| Work instructions |
Using the data below, copy each line that includes the word "appearance".

────

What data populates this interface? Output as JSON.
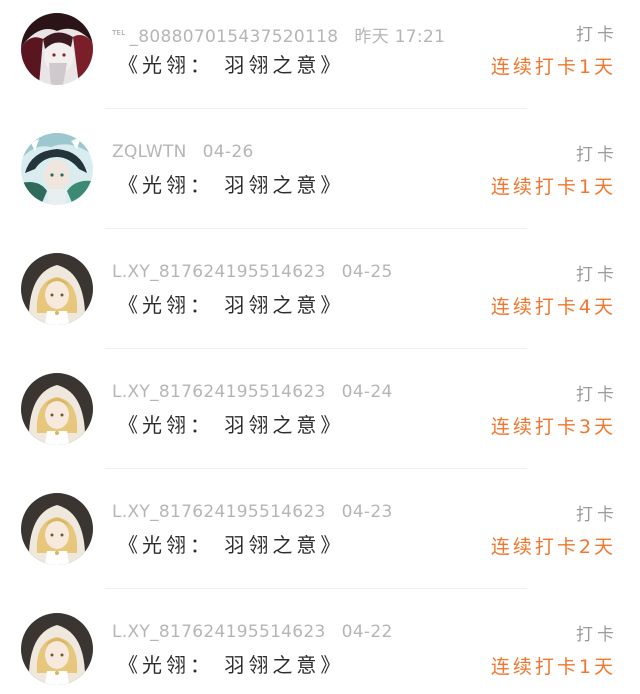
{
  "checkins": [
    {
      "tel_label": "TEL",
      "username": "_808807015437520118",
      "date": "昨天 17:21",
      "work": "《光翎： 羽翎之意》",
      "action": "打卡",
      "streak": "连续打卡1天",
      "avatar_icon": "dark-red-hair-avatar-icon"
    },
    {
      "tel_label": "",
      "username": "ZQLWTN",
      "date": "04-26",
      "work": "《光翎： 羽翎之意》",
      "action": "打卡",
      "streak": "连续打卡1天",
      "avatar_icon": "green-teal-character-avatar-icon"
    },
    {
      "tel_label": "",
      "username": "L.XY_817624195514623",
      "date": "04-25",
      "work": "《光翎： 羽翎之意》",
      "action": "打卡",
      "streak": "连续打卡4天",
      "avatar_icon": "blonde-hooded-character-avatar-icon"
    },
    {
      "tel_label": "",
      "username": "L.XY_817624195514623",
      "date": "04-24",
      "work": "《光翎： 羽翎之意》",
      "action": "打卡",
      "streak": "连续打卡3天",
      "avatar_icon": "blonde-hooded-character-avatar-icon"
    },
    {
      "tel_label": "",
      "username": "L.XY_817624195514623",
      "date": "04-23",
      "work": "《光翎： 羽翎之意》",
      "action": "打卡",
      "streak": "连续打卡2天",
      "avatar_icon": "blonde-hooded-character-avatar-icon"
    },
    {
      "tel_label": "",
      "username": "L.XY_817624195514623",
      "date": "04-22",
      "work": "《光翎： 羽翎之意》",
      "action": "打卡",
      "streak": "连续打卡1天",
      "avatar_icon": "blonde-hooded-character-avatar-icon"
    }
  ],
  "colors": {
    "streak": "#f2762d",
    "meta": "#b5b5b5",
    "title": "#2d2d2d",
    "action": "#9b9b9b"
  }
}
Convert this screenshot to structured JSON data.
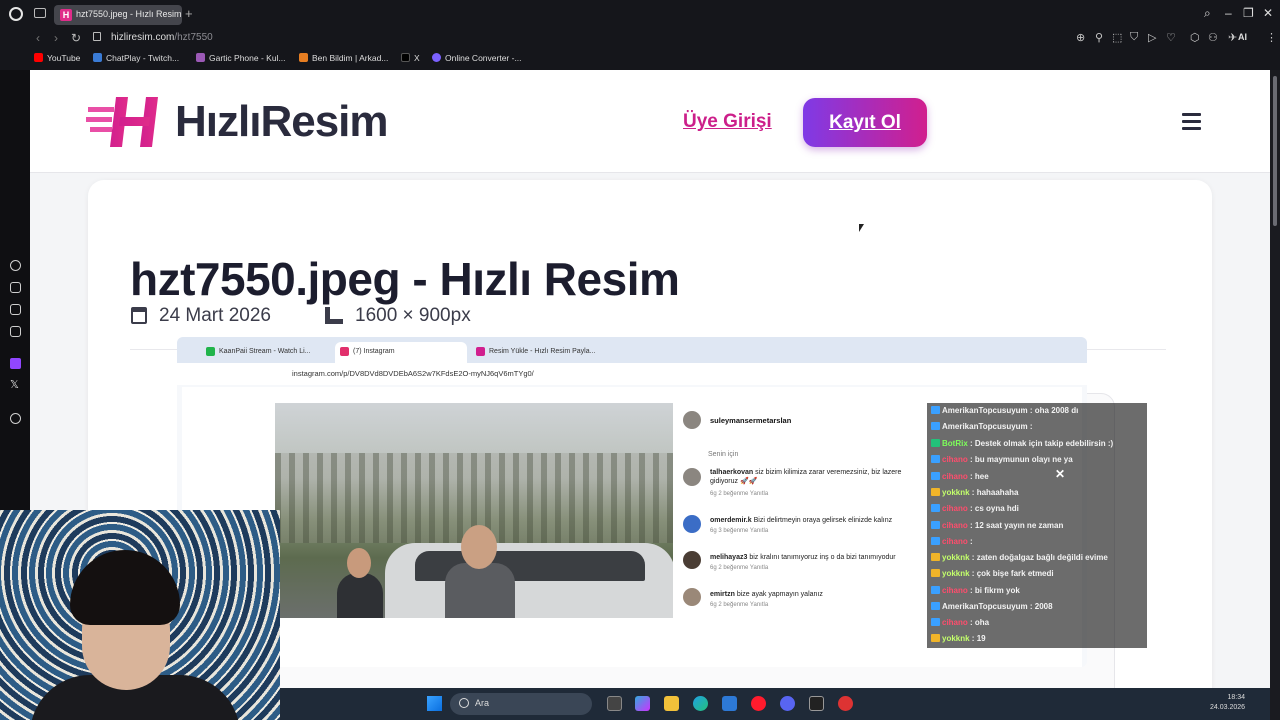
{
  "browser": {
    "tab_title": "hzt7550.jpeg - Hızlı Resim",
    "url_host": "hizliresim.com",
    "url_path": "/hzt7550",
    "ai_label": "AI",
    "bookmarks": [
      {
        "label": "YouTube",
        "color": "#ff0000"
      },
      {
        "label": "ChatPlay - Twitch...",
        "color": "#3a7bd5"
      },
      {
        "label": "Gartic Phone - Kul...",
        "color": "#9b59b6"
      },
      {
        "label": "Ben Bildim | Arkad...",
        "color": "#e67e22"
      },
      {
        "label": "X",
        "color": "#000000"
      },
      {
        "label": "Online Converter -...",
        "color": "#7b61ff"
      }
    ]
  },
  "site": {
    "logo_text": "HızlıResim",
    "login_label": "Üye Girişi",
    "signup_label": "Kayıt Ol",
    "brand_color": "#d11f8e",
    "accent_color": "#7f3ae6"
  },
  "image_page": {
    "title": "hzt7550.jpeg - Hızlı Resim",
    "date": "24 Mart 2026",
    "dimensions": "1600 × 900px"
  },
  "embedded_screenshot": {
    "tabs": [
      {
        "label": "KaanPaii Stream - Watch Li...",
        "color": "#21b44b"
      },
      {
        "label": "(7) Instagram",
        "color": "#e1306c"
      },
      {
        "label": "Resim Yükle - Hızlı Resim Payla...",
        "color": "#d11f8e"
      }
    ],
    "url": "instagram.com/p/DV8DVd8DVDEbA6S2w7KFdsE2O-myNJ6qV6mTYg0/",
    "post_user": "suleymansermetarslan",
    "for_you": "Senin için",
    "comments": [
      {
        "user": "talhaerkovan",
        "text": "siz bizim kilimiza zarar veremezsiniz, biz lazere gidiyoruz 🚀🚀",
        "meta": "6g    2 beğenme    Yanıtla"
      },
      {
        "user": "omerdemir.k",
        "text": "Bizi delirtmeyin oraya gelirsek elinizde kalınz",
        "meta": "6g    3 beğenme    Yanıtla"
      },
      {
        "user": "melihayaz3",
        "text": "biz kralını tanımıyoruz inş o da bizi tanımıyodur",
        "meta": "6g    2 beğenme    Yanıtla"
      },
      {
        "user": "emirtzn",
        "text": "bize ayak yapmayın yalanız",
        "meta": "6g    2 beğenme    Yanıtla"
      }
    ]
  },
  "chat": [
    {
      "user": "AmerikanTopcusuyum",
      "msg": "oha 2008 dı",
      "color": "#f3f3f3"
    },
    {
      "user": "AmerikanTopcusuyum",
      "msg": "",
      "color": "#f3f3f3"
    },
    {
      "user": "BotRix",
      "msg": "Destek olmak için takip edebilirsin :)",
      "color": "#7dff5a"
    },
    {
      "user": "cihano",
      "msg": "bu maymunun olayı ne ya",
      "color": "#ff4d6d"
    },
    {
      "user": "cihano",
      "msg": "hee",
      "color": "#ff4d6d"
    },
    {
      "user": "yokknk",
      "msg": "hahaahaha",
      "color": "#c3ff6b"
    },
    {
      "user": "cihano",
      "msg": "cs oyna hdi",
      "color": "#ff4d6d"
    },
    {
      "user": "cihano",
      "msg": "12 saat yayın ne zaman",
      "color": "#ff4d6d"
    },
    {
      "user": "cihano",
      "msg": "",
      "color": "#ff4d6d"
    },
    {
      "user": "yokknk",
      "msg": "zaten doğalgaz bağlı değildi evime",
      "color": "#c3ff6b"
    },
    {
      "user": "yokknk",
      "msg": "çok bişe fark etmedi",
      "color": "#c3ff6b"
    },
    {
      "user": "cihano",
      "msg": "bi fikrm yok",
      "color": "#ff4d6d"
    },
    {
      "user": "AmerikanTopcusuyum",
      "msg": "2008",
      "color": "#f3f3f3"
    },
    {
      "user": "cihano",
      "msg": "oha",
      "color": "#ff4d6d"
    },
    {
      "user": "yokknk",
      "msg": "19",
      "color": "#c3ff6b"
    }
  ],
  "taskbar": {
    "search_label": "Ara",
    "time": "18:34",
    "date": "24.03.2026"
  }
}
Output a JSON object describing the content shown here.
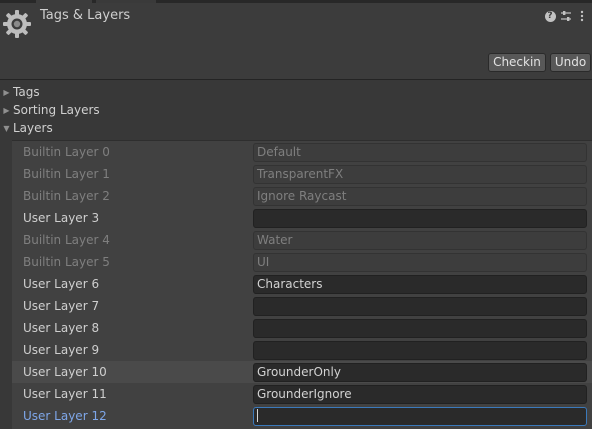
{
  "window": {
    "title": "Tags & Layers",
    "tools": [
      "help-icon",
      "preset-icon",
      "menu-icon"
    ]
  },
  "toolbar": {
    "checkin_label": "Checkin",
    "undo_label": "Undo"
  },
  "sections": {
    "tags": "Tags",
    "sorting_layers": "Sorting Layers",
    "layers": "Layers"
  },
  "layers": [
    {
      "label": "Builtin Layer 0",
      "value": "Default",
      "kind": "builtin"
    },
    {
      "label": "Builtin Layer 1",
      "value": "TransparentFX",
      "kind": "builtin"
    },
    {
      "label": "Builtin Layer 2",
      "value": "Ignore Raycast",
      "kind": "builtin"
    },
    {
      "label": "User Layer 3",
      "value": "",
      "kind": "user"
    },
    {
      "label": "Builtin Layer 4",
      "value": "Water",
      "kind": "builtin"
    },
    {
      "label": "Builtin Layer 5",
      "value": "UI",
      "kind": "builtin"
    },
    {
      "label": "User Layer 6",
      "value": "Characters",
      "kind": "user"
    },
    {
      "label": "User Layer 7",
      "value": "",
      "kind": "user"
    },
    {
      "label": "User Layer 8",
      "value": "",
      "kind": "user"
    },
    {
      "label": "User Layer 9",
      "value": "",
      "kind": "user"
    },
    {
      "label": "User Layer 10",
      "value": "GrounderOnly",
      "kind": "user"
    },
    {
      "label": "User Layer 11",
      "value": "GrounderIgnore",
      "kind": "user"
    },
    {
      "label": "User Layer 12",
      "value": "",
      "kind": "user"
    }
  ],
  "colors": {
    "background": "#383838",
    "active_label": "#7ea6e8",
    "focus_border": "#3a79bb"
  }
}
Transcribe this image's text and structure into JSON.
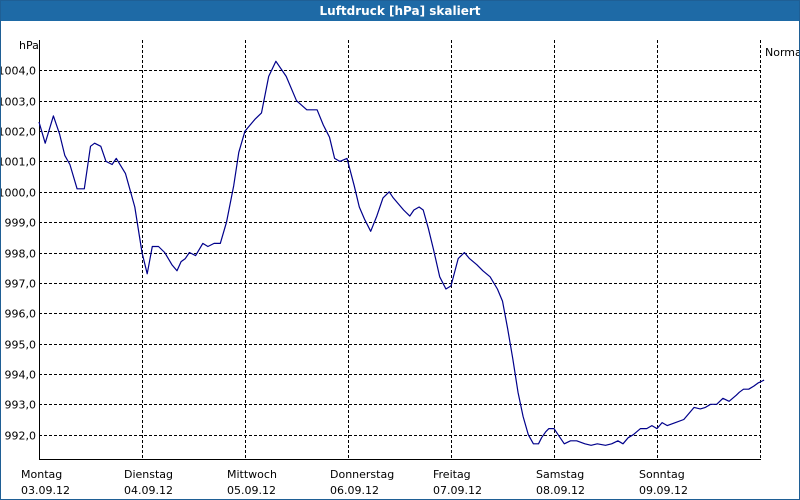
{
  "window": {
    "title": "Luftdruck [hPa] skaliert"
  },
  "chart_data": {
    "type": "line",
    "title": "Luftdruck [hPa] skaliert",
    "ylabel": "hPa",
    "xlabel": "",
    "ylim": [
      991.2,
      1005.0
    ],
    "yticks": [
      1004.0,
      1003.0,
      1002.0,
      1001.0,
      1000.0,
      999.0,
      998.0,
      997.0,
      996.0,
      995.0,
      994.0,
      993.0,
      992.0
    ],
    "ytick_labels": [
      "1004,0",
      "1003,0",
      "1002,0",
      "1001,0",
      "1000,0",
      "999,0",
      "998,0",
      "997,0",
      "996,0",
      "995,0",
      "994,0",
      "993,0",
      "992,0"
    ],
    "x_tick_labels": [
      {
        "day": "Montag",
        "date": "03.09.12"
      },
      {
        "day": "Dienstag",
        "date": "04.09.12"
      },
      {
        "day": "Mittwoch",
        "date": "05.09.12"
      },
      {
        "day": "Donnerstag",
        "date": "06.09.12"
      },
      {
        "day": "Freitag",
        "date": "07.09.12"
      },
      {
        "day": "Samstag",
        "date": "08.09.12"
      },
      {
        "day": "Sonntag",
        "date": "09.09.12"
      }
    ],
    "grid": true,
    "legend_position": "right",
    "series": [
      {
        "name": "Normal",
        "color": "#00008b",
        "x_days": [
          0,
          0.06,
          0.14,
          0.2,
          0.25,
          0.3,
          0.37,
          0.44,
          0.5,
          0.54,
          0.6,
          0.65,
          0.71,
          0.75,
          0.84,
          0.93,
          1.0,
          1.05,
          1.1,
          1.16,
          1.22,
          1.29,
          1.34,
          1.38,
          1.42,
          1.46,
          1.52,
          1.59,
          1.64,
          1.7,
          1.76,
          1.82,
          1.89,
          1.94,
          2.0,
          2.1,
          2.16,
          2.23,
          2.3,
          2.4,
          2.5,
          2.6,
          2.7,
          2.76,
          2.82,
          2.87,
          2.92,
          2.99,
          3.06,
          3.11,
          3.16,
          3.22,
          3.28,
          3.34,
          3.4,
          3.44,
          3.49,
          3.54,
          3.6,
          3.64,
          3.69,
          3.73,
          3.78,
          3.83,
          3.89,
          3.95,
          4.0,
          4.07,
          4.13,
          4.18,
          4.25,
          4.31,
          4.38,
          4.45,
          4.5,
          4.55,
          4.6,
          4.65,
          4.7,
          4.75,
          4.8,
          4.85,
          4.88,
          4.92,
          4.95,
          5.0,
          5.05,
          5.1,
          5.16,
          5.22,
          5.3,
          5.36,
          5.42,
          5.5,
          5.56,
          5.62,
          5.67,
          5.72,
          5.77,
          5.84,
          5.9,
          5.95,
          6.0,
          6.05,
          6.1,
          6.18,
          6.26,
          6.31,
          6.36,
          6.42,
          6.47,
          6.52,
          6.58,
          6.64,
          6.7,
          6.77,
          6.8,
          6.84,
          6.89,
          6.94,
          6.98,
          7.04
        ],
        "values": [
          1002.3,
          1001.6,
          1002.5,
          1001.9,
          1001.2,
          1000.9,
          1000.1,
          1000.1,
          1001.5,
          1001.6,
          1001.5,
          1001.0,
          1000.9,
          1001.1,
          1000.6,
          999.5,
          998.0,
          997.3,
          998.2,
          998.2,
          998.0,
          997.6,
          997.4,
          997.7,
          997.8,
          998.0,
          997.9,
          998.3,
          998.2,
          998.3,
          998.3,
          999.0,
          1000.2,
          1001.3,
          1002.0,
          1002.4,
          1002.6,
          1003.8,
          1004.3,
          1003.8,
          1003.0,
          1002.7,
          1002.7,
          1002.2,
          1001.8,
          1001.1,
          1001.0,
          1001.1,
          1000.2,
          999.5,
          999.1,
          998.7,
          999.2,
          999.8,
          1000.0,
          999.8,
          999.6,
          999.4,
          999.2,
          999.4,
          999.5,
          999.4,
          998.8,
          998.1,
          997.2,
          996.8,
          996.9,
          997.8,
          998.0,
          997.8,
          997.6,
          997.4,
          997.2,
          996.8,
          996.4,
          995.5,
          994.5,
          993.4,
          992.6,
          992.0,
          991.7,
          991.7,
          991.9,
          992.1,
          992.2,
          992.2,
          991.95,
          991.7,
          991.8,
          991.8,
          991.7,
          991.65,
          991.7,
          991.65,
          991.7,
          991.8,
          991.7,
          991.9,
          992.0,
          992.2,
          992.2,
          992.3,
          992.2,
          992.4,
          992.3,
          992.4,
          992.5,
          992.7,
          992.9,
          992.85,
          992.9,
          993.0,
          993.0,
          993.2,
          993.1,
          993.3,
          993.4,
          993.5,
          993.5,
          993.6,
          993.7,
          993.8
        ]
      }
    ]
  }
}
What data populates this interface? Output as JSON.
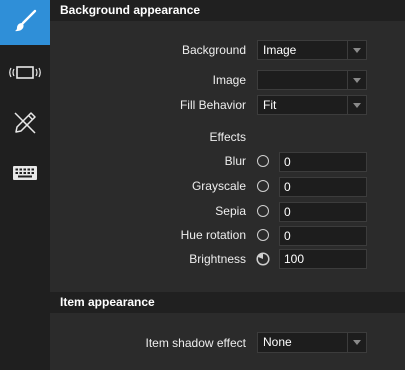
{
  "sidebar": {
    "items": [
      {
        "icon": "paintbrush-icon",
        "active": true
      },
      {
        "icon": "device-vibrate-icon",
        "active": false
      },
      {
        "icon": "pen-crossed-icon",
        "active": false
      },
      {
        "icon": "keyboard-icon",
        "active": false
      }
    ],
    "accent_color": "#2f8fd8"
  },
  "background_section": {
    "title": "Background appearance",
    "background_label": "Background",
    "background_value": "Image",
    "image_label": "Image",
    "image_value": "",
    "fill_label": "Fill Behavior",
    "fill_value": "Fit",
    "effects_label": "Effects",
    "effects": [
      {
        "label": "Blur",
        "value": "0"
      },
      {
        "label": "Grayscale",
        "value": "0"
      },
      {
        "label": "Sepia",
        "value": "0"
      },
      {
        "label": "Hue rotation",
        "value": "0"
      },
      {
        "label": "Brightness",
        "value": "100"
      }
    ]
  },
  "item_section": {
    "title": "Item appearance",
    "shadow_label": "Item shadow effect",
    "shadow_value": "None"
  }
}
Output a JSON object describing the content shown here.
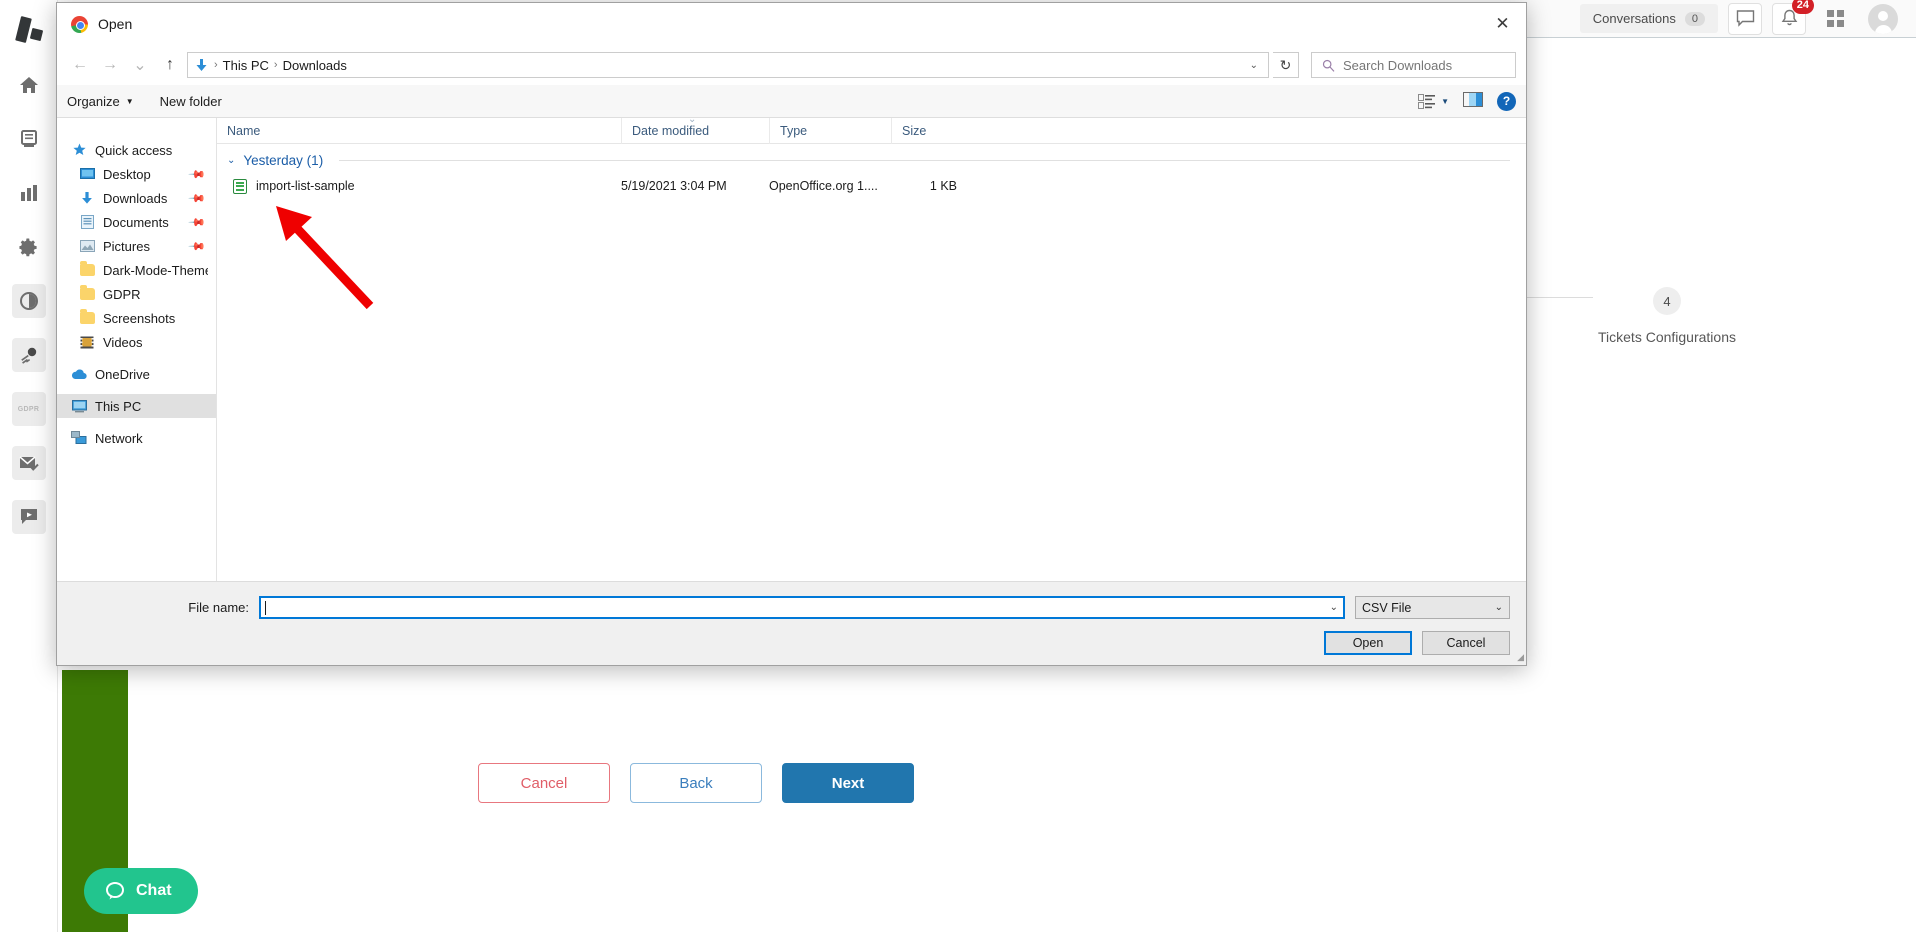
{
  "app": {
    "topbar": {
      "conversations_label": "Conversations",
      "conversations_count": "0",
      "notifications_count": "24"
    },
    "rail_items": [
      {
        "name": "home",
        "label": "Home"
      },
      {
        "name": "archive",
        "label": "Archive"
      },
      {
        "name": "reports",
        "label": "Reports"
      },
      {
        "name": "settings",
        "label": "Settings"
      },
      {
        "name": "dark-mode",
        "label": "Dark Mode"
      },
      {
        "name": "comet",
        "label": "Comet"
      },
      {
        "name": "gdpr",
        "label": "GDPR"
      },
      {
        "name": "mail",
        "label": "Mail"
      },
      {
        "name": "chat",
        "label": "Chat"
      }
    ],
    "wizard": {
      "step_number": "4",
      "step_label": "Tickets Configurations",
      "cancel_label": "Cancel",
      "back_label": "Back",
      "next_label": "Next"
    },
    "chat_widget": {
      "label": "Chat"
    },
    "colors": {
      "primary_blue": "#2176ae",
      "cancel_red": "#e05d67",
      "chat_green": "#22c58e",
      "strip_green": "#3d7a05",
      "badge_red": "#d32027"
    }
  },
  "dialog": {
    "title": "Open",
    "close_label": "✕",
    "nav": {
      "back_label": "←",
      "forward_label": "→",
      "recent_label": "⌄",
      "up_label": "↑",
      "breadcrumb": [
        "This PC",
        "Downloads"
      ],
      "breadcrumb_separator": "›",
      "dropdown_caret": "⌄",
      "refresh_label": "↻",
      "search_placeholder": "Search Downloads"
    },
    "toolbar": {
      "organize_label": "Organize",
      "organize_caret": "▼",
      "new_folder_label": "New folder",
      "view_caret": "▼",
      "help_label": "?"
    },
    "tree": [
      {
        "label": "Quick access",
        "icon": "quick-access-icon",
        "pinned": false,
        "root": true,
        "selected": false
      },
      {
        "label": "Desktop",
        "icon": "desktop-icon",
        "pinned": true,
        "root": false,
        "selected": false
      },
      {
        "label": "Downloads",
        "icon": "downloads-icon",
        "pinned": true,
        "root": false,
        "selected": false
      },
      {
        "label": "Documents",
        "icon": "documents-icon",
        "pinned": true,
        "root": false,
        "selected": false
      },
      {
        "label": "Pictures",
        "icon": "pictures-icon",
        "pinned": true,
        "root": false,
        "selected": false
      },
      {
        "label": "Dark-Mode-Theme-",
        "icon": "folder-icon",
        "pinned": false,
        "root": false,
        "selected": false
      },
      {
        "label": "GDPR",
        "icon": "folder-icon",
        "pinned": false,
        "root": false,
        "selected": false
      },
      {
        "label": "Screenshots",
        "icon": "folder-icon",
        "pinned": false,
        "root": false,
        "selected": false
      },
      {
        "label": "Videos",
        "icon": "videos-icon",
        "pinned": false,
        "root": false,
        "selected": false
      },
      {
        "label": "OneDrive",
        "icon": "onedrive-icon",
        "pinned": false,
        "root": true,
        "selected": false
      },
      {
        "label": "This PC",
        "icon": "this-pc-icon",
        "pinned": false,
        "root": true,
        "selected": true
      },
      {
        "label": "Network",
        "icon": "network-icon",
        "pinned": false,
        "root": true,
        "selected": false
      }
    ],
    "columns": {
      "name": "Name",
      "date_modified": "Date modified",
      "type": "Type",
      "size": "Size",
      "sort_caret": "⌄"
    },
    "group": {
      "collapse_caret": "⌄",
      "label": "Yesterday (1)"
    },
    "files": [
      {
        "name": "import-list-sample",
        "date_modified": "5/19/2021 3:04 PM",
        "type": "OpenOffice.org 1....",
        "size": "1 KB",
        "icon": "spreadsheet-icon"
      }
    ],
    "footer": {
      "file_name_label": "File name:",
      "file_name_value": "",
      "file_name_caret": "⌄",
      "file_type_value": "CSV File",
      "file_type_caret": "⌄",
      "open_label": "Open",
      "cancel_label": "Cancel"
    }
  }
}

────

| Output for this task |
    "title": "Background appearance",
    "title": "Item appearance",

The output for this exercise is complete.